Records contained in a dataset:
..........

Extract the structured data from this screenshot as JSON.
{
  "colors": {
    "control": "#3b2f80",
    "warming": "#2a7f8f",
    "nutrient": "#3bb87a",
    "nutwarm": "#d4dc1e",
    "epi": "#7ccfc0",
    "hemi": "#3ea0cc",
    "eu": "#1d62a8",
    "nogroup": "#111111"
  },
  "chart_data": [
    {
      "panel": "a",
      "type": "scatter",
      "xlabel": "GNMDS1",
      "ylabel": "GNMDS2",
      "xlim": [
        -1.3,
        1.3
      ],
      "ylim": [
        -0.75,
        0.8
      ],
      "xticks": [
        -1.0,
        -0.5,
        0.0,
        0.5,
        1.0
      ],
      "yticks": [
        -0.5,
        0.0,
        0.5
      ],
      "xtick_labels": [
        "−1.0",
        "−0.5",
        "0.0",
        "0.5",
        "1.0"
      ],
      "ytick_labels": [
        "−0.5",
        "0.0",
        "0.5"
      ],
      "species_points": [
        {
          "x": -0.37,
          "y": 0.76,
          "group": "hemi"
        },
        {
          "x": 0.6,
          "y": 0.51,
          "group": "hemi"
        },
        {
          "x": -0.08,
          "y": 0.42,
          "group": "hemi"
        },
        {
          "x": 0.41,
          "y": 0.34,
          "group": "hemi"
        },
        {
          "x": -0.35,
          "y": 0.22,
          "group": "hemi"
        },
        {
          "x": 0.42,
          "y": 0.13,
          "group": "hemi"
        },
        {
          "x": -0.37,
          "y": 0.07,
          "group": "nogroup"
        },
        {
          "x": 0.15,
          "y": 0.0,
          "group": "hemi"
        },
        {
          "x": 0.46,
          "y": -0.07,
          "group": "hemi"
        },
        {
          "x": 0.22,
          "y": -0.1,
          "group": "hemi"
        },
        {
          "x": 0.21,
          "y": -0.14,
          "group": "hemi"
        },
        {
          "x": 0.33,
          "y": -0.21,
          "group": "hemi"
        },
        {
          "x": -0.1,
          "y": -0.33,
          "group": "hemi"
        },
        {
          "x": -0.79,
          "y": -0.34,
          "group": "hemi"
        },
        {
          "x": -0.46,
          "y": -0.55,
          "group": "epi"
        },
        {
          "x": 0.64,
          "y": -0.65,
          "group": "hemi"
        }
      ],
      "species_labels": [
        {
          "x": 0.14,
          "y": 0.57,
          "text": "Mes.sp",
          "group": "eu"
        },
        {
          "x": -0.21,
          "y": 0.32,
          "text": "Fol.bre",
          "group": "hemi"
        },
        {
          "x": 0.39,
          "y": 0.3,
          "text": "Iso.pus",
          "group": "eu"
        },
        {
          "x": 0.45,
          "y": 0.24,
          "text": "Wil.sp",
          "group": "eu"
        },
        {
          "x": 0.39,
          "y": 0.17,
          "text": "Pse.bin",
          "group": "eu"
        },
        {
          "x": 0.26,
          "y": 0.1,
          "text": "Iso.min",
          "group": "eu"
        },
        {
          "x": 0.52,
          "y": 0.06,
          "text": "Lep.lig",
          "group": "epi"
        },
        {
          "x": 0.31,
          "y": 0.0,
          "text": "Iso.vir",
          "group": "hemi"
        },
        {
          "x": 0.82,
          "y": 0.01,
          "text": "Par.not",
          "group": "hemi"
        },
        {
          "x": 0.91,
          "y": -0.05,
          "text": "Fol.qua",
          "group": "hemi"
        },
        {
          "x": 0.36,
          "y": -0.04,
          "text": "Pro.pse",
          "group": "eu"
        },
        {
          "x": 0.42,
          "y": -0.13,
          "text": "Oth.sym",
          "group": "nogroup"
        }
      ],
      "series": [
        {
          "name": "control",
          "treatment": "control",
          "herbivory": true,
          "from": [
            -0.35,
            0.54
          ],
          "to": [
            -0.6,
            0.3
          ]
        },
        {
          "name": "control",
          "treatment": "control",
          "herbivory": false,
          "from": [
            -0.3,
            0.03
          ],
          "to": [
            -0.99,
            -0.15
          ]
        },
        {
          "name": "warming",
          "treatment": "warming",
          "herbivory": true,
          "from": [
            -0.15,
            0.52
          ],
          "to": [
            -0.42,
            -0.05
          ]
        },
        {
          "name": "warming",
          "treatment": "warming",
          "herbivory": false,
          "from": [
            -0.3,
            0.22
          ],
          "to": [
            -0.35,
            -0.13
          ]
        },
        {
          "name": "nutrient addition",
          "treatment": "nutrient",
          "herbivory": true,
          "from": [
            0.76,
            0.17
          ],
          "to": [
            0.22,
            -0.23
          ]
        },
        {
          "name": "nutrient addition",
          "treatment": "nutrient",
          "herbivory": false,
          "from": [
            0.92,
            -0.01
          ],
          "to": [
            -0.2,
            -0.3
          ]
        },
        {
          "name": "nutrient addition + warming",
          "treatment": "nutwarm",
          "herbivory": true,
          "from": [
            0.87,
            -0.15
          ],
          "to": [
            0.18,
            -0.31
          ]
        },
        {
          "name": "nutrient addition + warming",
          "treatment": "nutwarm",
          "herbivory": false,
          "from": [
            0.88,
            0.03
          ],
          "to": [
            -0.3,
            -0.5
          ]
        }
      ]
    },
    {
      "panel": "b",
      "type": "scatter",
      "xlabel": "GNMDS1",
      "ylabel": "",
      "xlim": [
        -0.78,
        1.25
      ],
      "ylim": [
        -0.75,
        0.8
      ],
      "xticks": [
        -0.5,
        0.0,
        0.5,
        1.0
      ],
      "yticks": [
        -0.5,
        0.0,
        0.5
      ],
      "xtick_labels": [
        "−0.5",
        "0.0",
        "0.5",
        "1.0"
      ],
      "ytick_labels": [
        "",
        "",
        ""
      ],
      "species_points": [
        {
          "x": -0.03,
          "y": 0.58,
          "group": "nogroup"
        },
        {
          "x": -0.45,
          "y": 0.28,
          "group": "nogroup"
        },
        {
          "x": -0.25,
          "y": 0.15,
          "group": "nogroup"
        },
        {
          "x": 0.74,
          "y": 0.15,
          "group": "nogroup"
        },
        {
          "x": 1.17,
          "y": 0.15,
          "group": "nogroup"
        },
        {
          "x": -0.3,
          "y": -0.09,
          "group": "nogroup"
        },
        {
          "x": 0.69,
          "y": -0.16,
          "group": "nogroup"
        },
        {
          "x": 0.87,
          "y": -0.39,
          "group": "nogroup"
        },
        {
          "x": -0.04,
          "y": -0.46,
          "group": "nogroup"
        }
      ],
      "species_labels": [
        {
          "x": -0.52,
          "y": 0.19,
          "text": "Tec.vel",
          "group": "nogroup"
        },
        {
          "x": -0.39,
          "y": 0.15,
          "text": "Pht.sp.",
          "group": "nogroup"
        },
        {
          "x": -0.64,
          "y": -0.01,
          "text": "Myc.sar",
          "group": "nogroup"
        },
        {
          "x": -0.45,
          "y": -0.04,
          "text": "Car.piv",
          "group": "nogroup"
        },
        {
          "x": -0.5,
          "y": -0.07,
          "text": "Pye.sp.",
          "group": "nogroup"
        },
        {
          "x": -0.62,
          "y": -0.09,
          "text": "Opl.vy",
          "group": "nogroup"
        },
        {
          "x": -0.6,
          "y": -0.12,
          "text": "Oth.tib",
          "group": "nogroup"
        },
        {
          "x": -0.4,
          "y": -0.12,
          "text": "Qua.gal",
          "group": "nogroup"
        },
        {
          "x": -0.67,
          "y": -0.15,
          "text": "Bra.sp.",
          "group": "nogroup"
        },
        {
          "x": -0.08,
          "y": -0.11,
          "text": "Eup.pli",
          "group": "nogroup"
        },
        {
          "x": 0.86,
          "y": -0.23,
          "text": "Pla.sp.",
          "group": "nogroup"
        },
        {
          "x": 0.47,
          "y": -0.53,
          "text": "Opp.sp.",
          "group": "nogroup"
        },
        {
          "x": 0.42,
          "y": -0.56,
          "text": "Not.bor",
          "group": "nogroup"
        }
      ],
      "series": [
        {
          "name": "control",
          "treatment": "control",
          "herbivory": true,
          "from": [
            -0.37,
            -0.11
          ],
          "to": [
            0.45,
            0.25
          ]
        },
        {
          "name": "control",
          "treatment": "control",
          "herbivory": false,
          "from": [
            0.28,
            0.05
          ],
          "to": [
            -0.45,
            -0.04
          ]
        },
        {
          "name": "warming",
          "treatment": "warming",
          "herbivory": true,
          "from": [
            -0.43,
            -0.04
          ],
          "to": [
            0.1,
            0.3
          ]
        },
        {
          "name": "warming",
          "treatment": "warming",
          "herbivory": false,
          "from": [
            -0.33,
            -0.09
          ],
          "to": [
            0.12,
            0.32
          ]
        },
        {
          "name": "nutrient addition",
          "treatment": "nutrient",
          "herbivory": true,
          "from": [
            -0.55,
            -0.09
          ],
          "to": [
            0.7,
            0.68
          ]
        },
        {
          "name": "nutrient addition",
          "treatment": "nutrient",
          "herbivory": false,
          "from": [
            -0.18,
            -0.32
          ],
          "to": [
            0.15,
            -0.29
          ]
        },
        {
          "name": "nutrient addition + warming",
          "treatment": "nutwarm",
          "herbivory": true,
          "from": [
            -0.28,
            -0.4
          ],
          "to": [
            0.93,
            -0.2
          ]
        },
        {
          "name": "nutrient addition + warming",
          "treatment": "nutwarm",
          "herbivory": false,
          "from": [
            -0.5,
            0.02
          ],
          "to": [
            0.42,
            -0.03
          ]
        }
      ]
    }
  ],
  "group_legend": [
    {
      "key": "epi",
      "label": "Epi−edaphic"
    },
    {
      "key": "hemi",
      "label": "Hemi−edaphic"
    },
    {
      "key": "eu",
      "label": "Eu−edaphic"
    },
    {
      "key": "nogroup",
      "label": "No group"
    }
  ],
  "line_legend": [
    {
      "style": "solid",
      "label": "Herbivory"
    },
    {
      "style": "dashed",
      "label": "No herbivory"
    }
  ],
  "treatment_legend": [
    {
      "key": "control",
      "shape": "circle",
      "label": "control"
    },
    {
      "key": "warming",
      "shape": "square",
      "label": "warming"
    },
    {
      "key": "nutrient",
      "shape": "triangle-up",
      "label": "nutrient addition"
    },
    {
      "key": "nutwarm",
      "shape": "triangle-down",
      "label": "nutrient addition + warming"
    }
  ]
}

..........

* _YOUR TASK_
Where a line above holds the string "shape", show that line.

* _FULL ANSWER_
      "shape": "circle",
      "shape": "square",
      "shape": "triangle-up",
      "shape": "triangle-down",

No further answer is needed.